**What needs to be done**:
Read the records below. Copy each line where the string "JSON" occurs.

**Records for this task**:
--- START ---
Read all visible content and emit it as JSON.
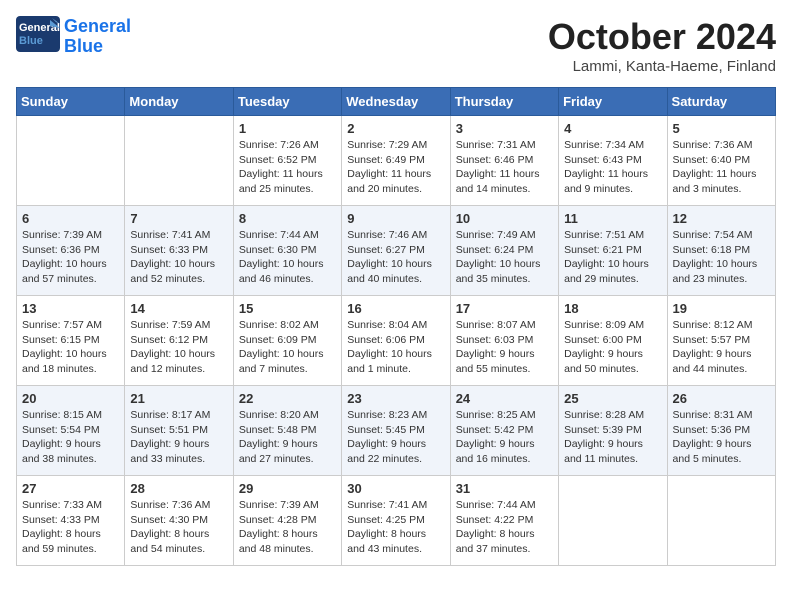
{
  "header": {
    "logo_general": "General",
    "logo_blue": "Blue",
    "month": "October 2024",
    "location": "Lammi, Kanta-Haeme, Finland"
  },
  "weekdays": [
    "Sunday",
    "Monday",
    "Tuesday",
    "Wednesday",
    "Thursday",
    "Friday",
    "Saturday"
  ],
  "weeks": [
    [
      {
        "day": "",
        "info": ""
      },
      {
        "day": "",
        "info": ""
      },
      {
        "day": "1",
        "info": "Sunrise: 7:26 AM\nSunset: 6:52 PM\nDaylight: 11 hours\nand 25 minutes."
      },
      {
        "day": "2",
        "info": "Sunrise: 7:29 AM\nSunset: 6:49 PM\nDaylight: 11 hours\nand 20 minutes."
      },
      {
        "day": "3",
        "info": "Sunrise: 7:31 AM\nSunset: 6:46 PM\nDaylight: 11 hours\nand 14 minutes."
      },
      {
        "day": "4",
        "info": "Sunrise: 7:34 AM\nSunset: 6:43 PM\nDaylight: 11 hours\nand 9 minutes."
      },
      {
        "day": "5",
        "info": "Sunrise: 7:36 AM\nSunset: 6:40 PM\nDaylight: 11 hours\nand 3 minutes."
      }
    ],
    [
      {
        "day": "6",
        "info": "Sunrise: 7:39 AM\nSunset: 6:36 PM\nDaylight: 10 hours\nand 57 minutes."
      },
      {
        "day": "7",
        "info": "Sunrise: 7:41 AM\nSunset: 6:33 PM\nDaylight: 10 hours\nand 52 minutes."
      },
      {
        "day": "8",
        "info": "Sunrise: 7:44 AM\nSunset: 6:30 PM\nDaylight: 10 hours\nand 46 minutes."
      },
      {
        "day": "9",
        "info": "Sunrise: 7:46 AM\nSunset: 6:27 PM\nDaylight: 10 hours\nand 40 minutes."
      },
      {
        "day": "10",
        "info": "Sunrise: 7:49 AM\nSunset: 6:24 PM\nDaylight: 10 hours\nand 35 minutes."
      },
      {
        "day": "11",
        "info": "Sunrise: 7:51 AM\nSunset: 6:21 PM\nDaylight: 10 hours\nand 29 minutes."
      },
      {
        "day": "12",
        "info": "Sunrise: 7:54 AM\nSunset: 6:18 PM\nDaylight: 10 hours\nand 23 minutes."
      }
    ],
    [
      {
        "day": "13",
        "info": "Sunrise: 7:57 AM\nSunset: 6:15 PM\nDaylight: 10 hours\nand 18 minutes."
      },
      {
        "day": "14",
        "info": "Sunrise: 7:59 AM\nSunset: 6:12 PM\nDaylight: 10 hours\nand 12 minutes."
      },
      {
        "day": "15",
        "info": "Sunrise: 8:02 AM\nSunset: 6:09 PM\nDaylight: 10 hours\nand 7 minutes."
      },
      {
        "day": "16",
        "info": "Sunrise: 8:04 AM\nSunset: 6:06 PM\nDaylight: 10 hours\nand 1 minute."
      },
      {
        "day": "17",
        "info": "Sunrise: 8:07 AM\nSunset: 6:03 PM\nDaylight: 9 hours\nand 55 minutes."
      },
      {
        "day": "18",
        "info": "Sunrise: 8:09 AM\nSunset: 6:00 PM\nDaylight: 9 hours\nand 50 minutes."
      },
      {
        "day": "19",
        "info": "Sunrise: 8:12 AM\nSunset: 5:57 PM\nDaylight: 9 hours\nand 44 minutes."
      }
    ],
    [
      {
        "day": "20",
        "info": "Sunrise: 8:15 AM\nSunset: 5:54 PM\nDaylight: 9 hours\nand 38 minutes."
      },
      {
        "day": "21",
        "info": "Sunrise: 8:17 AM\nSunset: 5:51 PM\nDaylight: 9 hours\nand 33 minutes."
      },
      {
        "day": "22",
        "info": "Sunrise: 8:20 AM\nSunset: 5:48 PM\nDaylight: 9 hours\nand 27 minutes."
      },
      {
        "day": "23",
        "info": "Sunrise: 8:23 AM\nSunset: 5:45 PM\nDaylight: 9 hours\nand 22 minutes."
      },
      {
        "day": "24",
        "info": "Sunrise: 8:25 AM\nSunset: 5:42 PM\nDaylight: 9 hours\nand 16 minutes."
      },
      {
        "day": "25",
        "info": "Sunrise: 8:28 AM\nSunset: 5:39 PM\nDaylight: 9 hours\nand 11 minutes."
      },
      {
        "day": "26",
        "info": "Sunrise: 8:31 AM\nSunset: 5:36 PM\nDaylight: 9 hours\nand 5 minutes."
      }
    ],
    [
      {
        "day": "27",
        "info": "Sunrise: 7:33 AM\nSunset: 4:33 PM\nDaylight: 8 hours\nand 59 minutes."
      },
      {
        "day": "28",
        "info": "Sunrise: 7:36 AM\nSunset: 4:30 PM\nDaylight: 8 hours\nand 54 minutes."
      },
      {
        "day": "29",
        "info": "Sunrise: 7:39 AM\nSunset: 4:28 PM\nDaylight: 8 hours\nand 48 minutes."
      },
      {
        "day": "30",
        "info": "Sunrise: 7:41 AM\nSunset: 4:25 PM\nDaylight: 8 hours\nand 43 minutes."
      },
      {
        "day": "31",
        "info": "Sunrise: 7:44 AM\nSunset: 4:22 PM\nDaylight: 8 hours\nand 37 minutes."
      },
      {
        "day": "",
        "info": ""
      },
      {
        "day": "",
        "info": ""
      }
    ]
  ]
}
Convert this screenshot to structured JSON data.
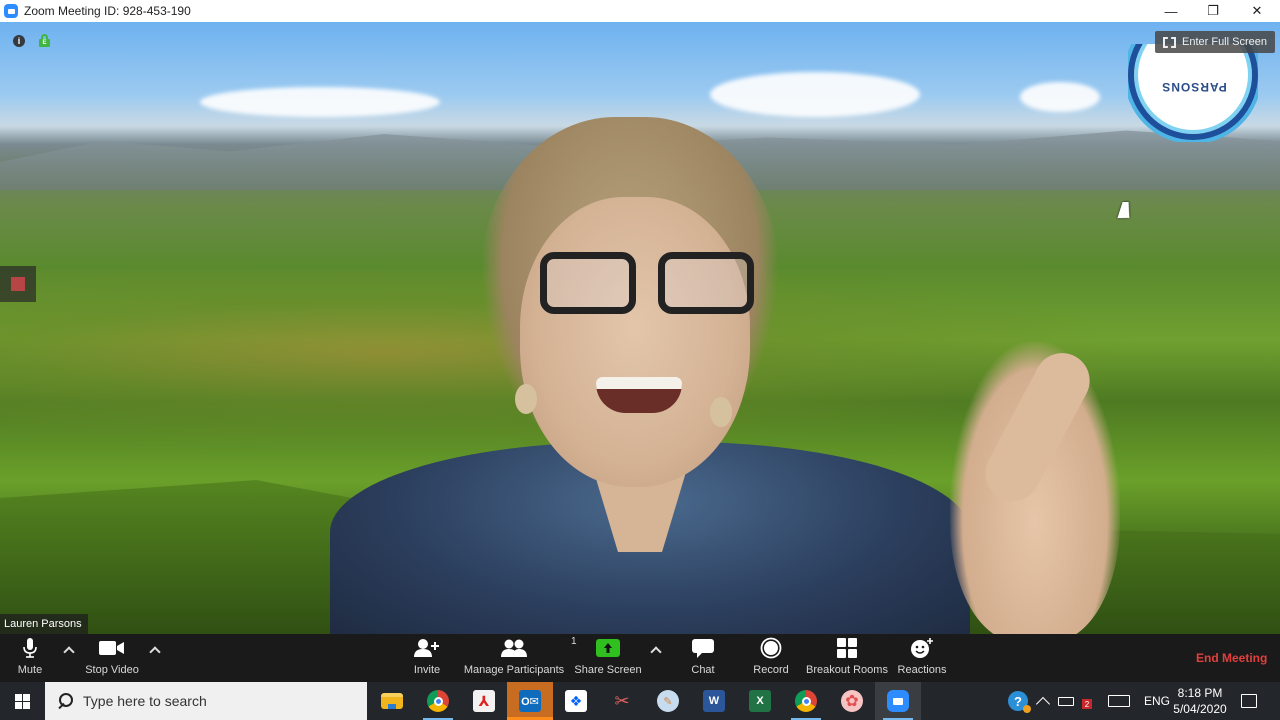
{
  "window": {
    "title": "Zoom Meeting ID: 928-453-190",
    "controls": {
      "minimize": "—",
      "restore": "❐",
      "close": "✕"
    }
  },
  "video": {
    "participant_name": "Lauren Parsons",
    "logo_text": "PARSONS",
    "fullscreen_label": "Enter Full Screen",
    "info_icon": "i",
    "encryption_badge": "E"
  },
  "toolbar": {
    "mute_label": "Mute",
    "stop_video_label": "Stop Video",
    "invite_label": "Invite",
    "participants_label": "Manage Participants",
    "participants_count": "1",
    "share_label": "Share Screen",
    "chat_label": "Chat",
    "record_label": "Record",
    "breakout_label": "Breakout Rooms",
    "reactions_label": "Reactions",
    "end_label": "End Meeting",
    "colors": {
      "share": "#2fbf1f",
      "end": "#e0403c"
    }
  },
  "taskbar": {
    "search_placeholder": "Type here to search",
    "apps": [
      {
        "name": "File Explorer",
        "glyph": "▬",
        "color": "#f2b51d"
      },
      {
        "name": "Google Chrome",
        "glyph": "●",
        "color": "#db4437"
      },
      {
        "name": "Adobe Acrobat",
        "glyph": "A",
        "color": "#e8e8e8"
      },
      {
        "name": "Outlook",
        "glyph": "O",
        "color": "#0f6cbd"
      },
      {
        "name": "Dropbox",
        "glyph": "✦",
        "color": "#ffffff"
      },
      {
        "name": "Snipping Tool",
        "glyph": "✂",
        "color": "#d24848"
      },
      {
        "name": "Paint",
        "glyph": "🎨",
        "color": "#8fb7e0"
      },
      {
        "name": "Word",
        "glyph": "W",
        "color": "#2b579a"
      },
      {
        "name": "Excel",
        "glyph": "X",
        "color": "#217346"
      },
      {
        "name": "Chrome Profile",
        "glyph": "●",
        "color": "#db4437"
      },
      {
        "name": "Petal App",
        "glyph": "✿",
        "color": "#f07a7a"
      },
      {
        "name": "Zoom",
        "glyph": "▶",
        "color": "#2d8cff"
      }
    ],
    "tray": {
      "help": "?",
      "chevron": "^",
      "badge_count": "2",
      "language": "ENG",
      "time": "8:18 PM",
      "date": "5/04/2020"
    }
  }
}
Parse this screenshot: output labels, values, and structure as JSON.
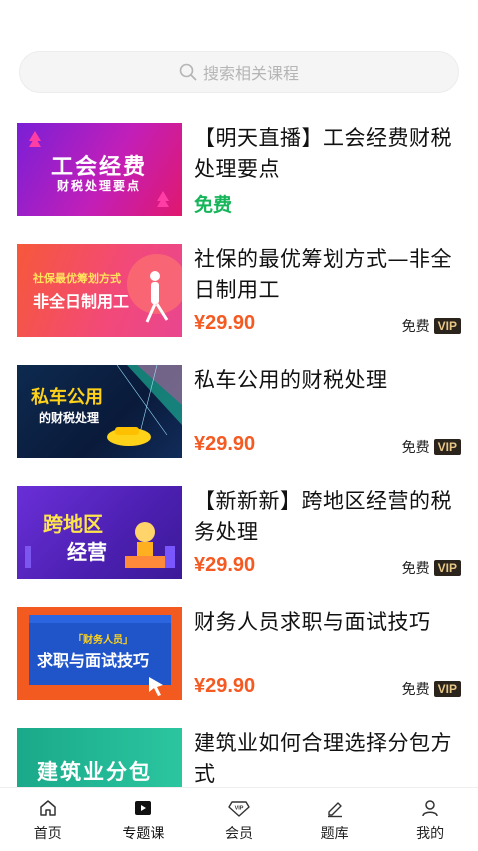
{
  "search": {
    "placeholder": "搜索相关课程",
    "icon": "search-icon"
  },
  "courses": [
    {
      "thumb_lines": [
        "工会经费",
        "财税处理要点"
      ],
      "title": "【明天直播】工会经费财税处理要点",
      "price": "免费",
      "is_free": true
    },
    {
      "thumb_lines": [
        "社保最优筹划方式",
        "非全日制用工"
      ],
      "title": "社保的最优筹划方式—非全日制用工",
      "price": "¥29.90",
      "vip_free_label": "免费",
      "vip_label": "VIP"
    },
    {
      "thumb_lines": [
        "私车公用",
        "的财税处理"
      ],
      "title": "私车公用的财税处理",
      "price": "¥29.90",
      "vip_free_label": "免费",
      "vip_label": "VIP"
    },
    {
      "thumb_lines": [
        "跨地区",
        "经营"
      ],
      "title": "【新新新】跨地区经营的税务处理",
      "price": "¥29.90",
      "vip_free_label": "免费",
      "vip_label": "VIP"
    },
    {
      "thumb_lines": [
        "「财务人员」",
        "求职与面试技巧"
      ],
      "title": "财务人员求职与面试技巧",
      "price": "¥29.90",
      "vip_free_label": "免费",
      "vip_label": "VIP"
    },
    {
      "thumb_lines": [
        "建筑业分包"
      ],
      "title": "建筑业如何合理选择分包方式"
    }
  ],
  "tabbar": [
    {
      "label": "首页",
      "icon": "home-icon"
    },
    {
      "label": "专题课",
      "icon": "play-icon",
      "active": true
    },
    {
      "label": "会员",
      "icon": "vip-diamond-icon"
    },
    {
      "label": "题库",
      "icon": "pencil-icon"
    },
    {
      "label": "我的",
      "icon": "user-icon"
    }
  ],
  "colors": {
    "price": "#f45a22",
    "free": "#16b55a",
    "vip_bg": "#2a241d",
    "vip_text": "#e8c786"
  }
}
--- END ---
**Task output**:
Read all visible content and emit it as JSON.
Convert this screenshot to structured JSON data.
Parse this screenshot: output labels, values, and structure as JSON.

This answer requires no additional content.